Elementos almacenados del conjunto de datos:

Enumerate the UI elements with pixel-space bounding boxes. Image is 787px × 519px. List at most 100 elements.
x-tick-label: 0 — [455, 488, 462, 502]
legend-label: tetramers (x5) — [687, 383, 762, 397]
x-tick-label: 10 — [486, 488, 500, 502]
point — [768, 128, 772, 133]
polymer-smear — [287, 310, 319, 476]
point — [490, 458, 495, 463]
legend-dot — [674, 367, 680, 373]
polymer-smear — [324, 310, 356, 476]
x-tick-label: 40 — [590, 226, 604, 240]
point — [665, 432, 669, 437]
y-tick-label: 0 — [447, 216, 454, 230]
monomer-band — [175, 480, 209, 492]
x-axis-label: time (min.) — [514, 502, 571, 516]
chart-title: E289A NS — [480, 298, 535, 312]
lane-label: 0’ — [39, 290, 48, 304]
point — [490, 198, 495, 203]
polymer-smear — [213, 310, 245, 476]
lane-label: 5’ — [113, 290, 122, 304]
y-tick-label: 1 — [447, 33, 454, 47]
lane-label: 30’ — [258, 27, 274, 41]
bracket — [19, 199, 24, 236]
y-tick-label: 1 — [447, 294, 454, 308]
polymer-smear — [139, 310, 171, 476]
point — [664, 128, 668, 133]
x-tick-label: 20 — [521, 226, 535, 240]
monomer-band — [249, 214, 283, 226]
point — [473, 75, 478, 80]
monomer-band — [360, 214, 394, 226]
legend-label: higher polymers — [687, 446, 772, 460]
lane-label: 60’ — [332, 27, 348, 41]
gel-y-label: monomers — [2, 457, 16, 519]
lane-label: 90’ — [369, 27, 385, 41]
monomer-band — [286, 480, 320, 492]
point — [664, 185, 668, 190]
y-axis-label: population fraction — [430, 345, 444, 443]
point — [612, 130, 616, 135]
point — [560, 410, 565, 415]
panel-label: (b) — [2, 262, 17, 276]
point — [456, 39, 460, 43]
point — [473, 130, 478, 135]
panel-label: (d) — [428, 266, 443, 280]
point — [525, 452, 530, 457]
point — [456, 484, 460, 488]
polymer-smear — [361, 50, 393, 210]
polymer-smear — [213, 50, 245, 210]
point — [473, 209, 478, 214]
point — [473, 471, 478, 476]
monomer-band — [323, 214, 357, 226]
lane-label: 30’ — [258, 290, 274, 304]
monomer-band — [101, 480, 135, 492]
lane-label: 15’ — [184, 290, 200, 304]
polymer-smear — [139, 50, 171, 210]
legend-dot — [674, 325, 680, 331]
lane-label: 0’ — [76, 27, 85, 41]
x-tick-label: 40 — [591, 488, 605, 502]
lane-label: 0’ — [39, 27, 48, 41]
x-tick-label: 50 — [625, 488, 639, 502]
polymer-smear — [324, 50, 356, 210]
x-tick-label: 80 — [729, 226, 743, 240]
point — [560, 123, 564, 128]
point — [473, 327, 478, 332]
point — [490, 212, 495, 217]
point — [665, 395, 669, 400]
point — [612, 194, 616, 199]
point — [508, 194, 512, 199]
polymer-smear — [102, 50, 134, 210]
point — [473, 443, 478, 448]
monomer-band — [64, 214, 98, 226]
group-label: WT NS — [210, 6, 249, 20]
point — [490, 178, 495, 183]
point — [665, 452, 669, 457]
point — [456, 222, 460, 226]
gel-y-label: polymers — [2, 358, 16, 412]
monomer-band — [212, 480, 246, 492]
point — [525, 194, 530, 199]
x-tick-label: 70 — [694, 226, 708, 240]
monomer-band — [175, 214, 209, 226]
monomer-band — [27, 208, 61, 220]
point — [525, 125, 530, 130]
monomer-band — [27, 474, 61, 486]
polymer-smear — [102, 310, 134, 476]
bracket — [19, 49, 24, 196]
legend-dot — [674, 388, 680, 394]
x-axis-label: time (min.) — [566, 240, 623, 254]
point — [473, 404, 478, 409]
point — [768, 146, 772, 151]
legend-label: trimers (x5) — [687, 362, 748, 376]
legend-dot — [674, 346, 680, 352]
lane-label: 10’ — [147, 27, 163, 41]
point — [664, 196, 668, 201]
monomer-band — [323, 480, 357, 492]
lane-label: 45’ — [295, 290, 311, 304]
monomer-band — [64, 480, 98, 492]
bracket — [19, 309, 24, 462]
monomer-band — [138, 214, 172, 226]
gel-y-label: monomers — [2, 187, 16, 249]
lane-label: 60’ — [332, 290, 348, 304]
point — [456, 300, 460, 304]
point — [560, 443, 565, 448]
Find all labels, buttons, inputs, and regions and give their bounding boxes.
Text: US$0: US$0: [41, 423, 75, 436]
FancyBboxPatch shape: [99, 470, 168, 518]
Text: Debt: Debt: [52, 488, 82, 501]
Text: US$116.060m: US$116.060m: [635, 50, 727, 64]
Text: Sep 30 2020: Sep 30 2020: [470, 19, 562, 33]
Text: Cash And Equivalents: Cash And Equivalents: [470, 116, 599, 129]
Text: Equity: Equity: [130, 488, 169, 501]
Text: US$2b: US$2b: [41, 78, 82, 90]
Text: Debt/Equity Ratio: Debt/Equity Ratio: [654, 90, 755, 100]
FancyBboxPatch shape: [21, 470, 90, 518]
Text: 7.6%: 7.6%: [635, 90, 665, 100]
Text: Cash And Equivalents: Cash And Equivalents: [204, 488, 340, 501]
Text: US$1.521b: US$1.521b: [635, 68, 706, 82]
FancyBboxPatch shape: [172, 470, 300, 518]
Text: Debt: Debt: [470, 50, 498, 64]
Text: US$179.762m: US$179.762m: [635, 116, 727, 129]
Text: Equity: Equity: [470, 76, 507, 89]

Qué hacer: Actualiza las líneas del material que van desde el comienzo hasta la línea con "polymer-smear — [287, 310, 319, 476]", ambas incluidas, cambiando "tetramers" por "dimers" y dejando todo lo demás sin cambios.

Respuesta:
Enumerate the UI elements with pixel-space bounding boxes. Image is 787px × 519px. List at most 100 elements.
x-tick-label: 0 — [455, 488, 462, 502]
legend-label: dimers (x5) — [687, 383, 762, 397]
x-tick-label: 10 — [486, 488, 500, 502]
point — [768, 128, 772, 133]
polymer-smear — [287, 310, 319, 476]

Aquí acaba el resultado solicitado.